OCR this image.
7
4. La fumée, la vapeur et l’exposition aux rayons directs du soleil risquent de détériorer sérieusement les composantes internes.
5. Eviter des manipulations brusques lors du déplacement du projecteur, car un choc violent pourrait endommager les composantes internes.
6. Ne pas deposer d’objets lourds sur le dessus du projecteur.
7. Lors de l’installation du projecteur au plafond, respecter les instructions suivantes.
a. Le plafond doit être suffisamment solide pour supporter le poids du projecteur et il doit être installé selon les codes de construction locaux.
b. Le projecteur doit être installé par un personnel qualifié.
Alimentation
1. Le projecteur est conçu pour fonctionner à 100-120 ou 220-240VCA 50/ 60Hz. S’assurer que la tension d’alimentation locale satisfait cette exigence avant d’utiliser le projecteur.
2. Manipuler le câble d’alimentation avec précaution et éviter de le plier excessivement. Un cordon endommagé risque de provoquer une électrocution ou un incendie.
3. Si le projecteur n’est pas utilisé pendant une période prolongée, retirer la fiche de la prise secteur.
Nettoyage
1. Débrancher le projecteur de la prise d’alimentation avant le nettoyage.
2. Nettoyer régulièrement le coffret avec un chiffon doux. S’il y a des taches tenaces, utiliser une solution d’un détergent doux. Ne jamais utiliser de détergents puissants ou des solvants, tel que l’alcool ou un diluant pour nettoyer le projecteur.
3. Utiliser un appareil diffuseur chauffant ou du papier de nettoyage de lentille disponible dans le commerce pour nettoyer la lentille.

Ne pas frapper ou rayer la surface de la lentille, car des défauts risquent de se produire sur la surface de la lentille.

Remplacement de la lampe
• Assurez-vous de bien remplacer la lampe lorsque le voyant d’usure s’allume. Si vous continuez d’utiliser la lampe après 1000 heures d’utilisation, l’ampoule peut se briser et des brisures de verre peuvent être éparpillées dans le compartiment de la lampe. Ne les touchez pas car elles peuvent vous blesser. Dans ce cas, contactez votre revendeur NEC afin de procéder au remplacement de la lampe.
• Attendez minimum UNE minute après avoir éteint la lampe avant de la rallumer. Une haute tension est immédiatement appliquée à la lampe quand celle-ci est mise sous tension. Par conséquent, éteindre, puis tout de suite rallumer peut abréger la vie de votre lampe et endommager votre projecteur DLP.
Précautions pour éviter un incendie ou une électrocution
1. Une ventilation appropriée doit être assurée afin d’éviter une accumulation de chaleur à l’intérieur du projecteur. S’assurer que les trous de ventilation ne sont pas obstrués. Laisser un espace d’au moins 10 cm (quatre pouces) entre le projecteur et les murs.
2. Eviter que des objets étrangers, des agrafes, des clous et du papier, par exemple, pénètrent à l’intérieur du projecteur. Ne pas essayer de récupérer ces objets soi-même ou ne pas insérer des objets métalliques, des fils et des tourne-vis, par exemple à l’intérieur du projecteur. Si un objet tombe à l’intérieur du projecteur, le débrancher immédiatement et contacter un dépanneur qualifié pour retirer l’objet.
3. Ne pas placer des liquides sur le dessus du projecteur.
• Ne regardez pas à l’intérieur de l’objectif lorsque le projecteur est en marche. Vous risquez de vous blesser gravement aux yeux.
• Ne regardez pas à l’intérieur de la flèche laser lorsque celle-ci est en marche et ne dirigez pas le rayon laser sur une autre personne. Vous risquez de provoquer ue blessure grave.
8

_ _ _ _ _

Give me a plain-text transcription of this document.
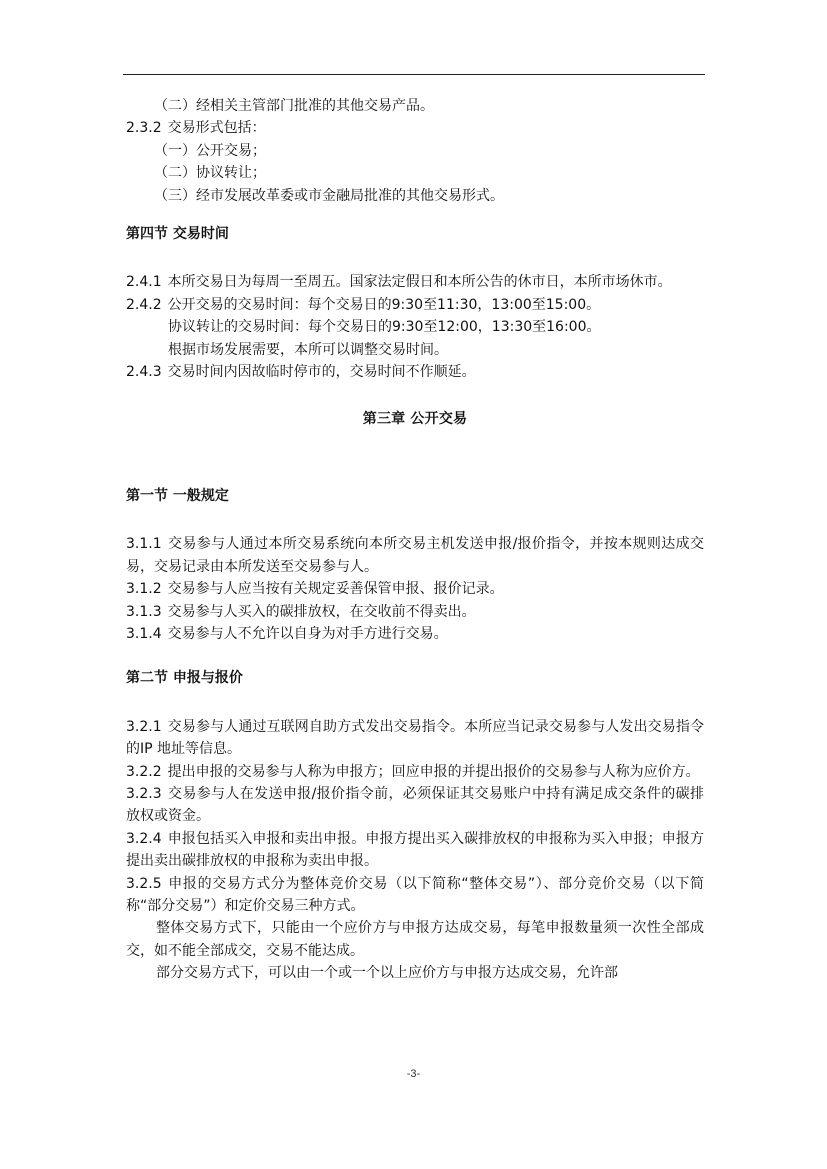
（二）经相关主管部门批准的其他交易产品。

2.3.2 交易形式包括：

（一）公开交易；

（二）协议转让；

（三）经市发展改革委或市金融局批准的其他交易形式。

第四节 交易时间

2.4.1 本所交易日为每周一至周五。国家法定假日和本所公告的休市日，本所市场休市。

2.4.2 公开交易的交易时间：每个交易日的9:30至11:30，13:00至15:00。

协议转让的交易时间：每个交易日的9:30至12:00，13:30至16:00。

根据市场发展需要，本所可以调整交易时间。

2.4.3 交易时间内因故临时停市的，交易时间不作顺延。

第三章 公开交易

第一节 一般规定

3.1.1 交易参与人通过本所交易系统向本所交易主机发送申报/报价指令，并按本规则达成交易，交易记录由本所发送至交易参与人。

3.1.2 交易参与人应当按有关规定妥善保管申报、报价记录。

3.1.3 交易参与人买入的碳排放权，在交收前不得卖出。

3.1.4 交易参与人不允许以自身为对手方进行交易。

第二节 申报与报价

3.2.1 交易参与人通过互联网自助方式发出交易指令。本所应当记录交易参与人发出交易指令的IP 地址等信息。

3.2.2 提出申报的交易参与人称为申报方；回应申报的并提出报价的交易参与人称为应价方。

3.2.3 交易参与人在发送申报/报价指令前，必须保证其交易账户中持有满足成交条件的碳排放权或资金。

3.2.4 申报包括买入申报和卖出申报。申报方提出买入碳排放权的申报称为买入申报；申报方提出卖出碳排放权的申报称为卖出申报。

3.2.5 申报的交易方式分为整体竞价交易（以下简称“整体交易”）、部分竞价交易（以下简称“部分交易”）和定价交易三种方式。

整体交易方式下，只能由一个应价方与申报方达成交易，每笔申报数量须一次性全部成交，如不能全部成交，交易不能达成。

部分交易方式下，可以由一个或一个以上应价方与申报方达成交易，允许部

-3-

_ _ _ _ _

Exercise aim. The answer is the number of lines in the preceding material that hold "incendie"; write that number and nothing else.

Reply. 2